━━━━━ Entries ━━━━━

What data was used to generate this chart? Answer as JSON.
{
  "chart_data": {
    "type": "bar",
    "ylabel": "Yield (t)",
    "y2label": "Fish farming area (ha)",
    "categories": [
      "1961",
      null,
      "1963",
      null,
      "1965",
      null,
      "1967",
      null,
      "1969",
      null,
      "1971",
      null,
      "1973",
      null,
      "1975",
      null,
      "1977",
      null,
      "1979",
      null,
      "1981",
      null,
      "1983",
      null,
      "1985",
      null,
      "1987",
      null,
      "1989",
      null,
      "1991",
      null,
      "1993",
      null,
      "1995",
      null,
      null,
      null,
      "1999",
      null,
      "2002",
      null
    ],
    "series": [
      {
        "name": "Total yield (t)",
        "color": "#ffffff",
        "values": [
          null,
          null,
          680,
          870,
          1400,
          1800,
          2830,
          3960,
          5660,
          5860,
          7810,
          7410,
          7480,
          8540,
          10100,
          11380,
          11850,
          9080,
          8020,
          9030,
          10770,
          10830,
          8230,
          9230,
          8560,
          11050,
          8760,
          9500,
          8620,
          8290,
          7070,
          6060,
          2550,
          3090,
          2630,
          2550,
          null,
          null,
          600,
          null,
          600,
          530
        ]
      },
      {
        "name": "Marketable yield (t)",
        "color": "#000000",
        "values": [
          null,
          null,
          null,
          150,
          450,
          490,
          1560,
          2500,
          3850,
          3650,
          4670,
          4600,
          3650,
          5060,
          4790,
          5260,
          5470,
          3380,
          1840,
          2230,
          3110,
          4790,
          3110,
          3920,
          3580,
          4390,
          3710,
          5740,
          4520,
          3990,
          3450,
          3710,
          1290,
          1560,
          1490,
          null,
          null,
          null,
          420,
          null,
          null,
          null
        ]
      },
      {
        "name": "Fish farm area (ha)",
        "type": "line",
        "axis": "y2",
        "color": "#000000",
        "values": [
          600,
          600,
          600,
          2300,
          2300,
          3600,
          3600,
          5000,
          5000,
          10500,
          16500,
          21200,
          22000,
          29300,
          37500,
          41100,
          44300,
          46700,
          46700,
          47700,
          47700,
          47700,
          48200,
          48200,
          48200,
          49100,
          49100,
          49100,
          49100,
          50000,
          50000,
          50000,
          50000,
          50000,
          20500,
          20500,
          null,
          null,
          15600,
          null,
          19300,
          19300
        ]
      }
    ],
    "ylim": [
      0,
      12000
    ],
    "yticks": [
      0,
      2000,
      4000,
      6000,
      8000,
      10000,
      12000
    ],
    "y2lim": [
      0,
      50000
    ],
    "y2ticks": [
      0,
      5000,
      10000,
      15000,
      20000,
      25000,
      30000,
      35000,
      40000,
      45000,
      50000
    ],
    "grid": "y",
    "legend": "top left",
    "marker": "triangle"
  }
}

━━━━━

- Instruction
In full and verbatim, repeat the records given above.

- Exercise response
What data was used to generate this chart? Answer as JSON.
{
  "chart_data": {
    "type": "bar",
    "ylabel": "Yield (t)",
    "y2label": "Fish farming area (ha)",
    "categories": [
      "1961",
      null,
      "1963",
      null,
      "1965",
      null,
      "1967",
      null,
      "1969",
      null,
      "1971",
      null,
      "1973",
      null,
      "1975",
      null,
      "1977",
      null,
      "1979",
      null,
      "1981",
      null,
      "1983",
      null,
      "1985",
      null,
      "1987",
      null,
      "1989",
      null,
      "1991",
      null,
      "1993",
      null,
      "1995",
      null,
      null,
      null,
      "1999",
      null,
      "2002",
      null
    ],
    "series": [
      {
        "name": "Total yield (t)",
        "color": "#ffffff",
        "values": [
          null,
          null,
          680,
          870,
          1400,
          1800,
          2830,
          3960,
          5660,
          5860,
          7810,
          7410,
          7480,
          8540,
          10100,
          11380,
          11850,
          9080,
          8020,
          9030,
          10770,
          10830,
          8230,
          9230,
          8560,
          11050,
          8760,
          9500,
          8620,
          8290,
          7070,
          6060,
          2550,
          3090,
          2630,
          2550,
          null,
          null,
          600,
          null,
          600,
          530
        ]
      },
      {
        "name": "Marketable yield (t)",
        "color": "#000000",
        "values": [
          null,
          null,
          null,
          150,
          450,
          490,
          1560,
          2500,
          3850,
          3650,
          4670,
          4600,
          3650,
          5060,
          4790,
          5260,
          5470,
          3380,
          1840,
          2230,
          3110,
          4790,
          3110,
          3920,
          3580,
          4390,
          3710,
          5740,
          4520,
          3990,
          3450,
          3710,
          1290,
          1560,
          1490,
          null,
          null,
          null,
          420,
          null,
          null,
          null
        ]
      },
      {
        "name": "Fish farm area (ha)",
        "type": "line",
        "axis": "y2",
        "color": "#000000",
        "values": [
          600,
          600,
          600,
          2300,
          2300,
          3600,
          3600,
          5000,
          5000,
          10500,
          16500,
          21200,
          22000,
          29300,
          37500,
          41100,
          44300,
          46700,
          46700,
          47700,
          47700,
          47700,
          48200,
          48200,
          48200,
          49100,
          49100,
          49100,
          49100,
          50000,
          50000,
          50000,
          50000,
          50000,
          20500,
          20500,
          null,
          null,
          15600,
          null,
          19300,
          19300
        ]
      }
    ],
    "ylim": [
      0,
      12000
    ],
    "yticks": [
      0,
      2000,
      4000,
      6000,
      8000,
      10000,
      12000
    ],
    "y2lim": [
      0,
      50000
    ],
    "y2ticks": [
      0,
      5000,
      10000,
      15000,
      20000,
      25000,
      30000,
      35000,
      40000,
      45000,
      50000
    ],
    "grid": "y",
    "legend": "top left",
    "marker": "triangle"
  }
}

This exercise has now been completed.